===== ENTRIES PROVIDED =====
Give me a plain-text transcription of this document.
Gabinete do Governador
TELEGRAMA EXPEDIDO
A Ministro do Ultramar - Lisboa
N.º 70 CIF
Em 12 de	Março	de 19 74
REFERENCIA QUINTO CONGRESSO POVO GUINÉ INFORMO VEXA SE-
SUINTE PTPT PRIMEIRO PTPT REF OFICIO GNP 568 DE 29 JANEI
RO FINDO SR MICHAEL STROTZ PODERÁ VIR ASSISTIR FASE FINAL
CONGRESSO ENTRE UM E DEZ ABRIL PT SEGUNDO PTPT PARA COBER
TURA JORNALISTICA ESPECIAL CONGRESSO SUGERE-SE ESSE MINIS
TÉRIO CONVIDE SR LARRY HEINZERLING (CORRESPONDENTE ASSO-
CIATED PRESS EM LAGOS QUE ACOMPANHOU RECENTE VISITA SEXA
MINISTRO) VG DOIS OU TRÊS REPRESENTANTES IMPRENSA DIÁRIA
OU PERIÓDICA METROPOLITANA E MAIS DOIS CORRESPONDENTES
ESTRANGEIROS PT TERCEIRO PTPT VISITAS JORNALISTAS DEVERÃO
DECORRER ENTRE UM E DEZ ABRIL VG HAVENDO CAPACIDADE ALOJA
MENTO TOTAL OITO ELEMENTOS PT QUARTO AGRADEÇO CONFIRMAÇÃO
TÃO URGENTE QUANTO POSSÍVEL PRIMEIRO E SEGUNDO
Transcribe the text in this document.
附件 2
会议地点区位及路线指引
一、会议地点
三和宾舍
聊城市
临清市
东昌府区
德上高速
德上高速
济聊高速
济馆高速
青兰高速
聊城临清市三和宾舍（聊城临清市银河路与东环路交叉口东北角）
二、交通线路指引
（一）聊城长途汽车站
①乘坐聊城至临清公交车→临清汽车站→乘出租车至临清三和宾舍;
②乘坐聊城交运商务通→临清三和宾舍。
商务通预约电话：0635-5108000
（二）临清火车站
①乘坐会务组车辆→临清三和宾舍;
=====
*WHAT IS NEEDED*
Looking at the data above, show all lines where the word "document" occurs.

*RESPONSE TO THE TASK*
Give me a plain-text transcription of this document.
Transcribe the text in this document.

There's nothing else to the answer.